Items from a dataset =>
::::::::
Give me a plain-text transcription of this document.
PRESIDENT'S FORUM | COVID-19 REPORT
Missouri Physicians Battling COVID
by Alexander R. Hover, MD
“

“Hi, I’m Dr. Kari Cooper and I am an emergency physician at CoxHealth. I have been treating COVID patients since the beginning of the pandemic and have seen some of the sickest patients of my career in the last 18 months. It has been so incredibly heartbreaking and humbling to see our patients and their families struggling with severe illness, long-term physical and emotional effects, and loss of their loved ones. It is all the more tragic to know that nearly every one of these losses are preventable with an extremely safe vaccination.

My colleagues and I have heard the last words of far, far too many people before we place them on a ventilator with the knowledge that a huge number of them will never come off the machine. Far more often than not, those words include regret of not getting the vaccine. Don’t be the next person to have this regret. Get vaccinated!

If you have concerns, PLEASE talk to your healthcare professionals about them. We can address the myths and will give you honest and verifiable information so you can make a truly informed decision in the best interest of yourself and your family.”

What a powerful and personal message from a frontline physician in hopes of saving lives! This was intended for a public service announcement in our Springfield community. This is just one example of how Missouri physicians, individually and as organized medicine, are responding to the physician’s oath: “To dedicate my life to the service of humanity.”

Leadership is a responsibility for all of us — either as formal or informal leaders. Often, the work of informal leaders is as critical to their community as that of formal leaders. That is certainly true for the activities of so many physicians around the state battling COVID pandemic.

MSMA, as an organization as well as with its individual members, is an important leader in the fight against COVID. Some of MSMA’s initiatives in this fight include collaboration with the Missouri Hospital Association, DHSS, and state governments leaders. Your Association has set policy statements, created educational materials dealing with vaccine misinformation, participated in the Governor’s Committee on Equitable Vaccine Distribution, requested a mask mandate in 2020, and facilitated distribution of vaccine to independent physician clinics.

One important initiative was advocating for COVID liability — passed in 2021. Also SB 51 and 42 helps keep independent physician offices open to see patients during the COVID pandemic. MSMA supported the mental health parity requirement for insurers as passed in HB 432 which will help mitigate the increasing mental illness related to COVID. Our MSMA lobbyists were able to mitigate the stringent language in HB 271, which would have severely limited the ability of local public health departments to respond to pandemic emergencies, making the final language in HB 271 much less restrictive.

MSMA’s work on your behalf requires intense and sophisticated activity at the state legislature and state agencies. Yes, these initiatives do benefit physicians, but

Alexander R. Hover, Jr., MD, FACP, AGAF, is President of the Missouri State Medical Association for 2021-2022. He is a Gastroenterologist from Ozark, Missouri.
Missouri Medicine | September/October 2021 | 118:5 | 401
::::::::
What you need to do =>
The records above need copying again. Keep each word as it is.

Answer to this task =>
Give me a plain-text transcription of this document.
PRESIDENT'S FORUM | COVID-19 REPORT
Missouri Physicians Battling COVID
by Alexander R. Hover, MD
“

“Hi, I’m Dr. Kari Cooper and I am an emergency physician at CoxHealth. I have been treating COVID patients since the beginning of the pandemic and have seen some of the sickest patients of my career in the last 18 months. It has been so incredibly heartbreaking and humbling to see our patients and their families struggling with severe illness, long-term physical and emotional effects, and loss of their loved ones. It is all the more tragic to know that nearly every one of these losses are preventable with an extremely safe vaccination.

My colleagues and I have heard the last words of far, far too many people before we place them on a ventilator with the knowledge that a huge number of them will never come off the machine. Far more often than not, those words include regret of not getting the vaccine. Don’t be the next person to have this regret. Get vaccinated!

If you have concerns, PLEASE talk to your healthcare professionals about them. We can address the myths and will give you honest and verifiable information so you can make a truly informed decision in the best interest of yourself and your family.”

What a powerful and personal message from a frontline physician in hopes of saving lives! This was intended for a public service announcement in our Springfield community. This is just one example of how Missouri physicians, individually and as organized medicine, are responding to the physician’s oath: “To dedicate my life to the service of humanity.”

Leadership is a responsibility for all of us — either as formal or informal leaders. Often, the work of informal leaders is as critical to their community as that of formal leaders. That is certainly true for the activities of so many physicians around the state battling COVID pandemic.

MSMA, as an organization as well as with its individual members, is an important leader in the fight against COVID. Some of MSMA’s initiatives in this fight include collaboration with the Missouri Hospital Association, DHSS, and state governments leaders. Your Association has set policy statements, created educational materials dealing with vaccine misinformation, participated in the Governor’s Committee on Equitable Vaccine Distribution, requested a mask mandate in 2020, and facilitated distribution of vaccine to independent physician clinics.

One important initiative was advocating for COVID liability — passed in 2021. Also SB 51 and 42 helps keep independent physician offices open to see patients during the COVID pandemic. MSMA supported the mental health parity requirement for insurers as passed in HB 432 which will help mitigate the increasing mental illness related to COVID. Our MSMA lobbyists were able to mitigate the stringent language in HB 271, which would have severely limited the ability of local public health departments to respond to pandemic emergencies, making the final language in HB 271 much less restrictive.

MSMA’s work on your behalf requires intense and sophisticated activity at the state legislature and state agencies. Yes, these initiatives do benefit physicians, but

Alexander R. Hover, Jr., MD, FACP, AGAF, is President of the Missouri State Medical Association for 2021-2022. He is a Gastroenterologist from Ozark, Missouri.
Missouri Medicine | September/October 2021 | 118:5 | 401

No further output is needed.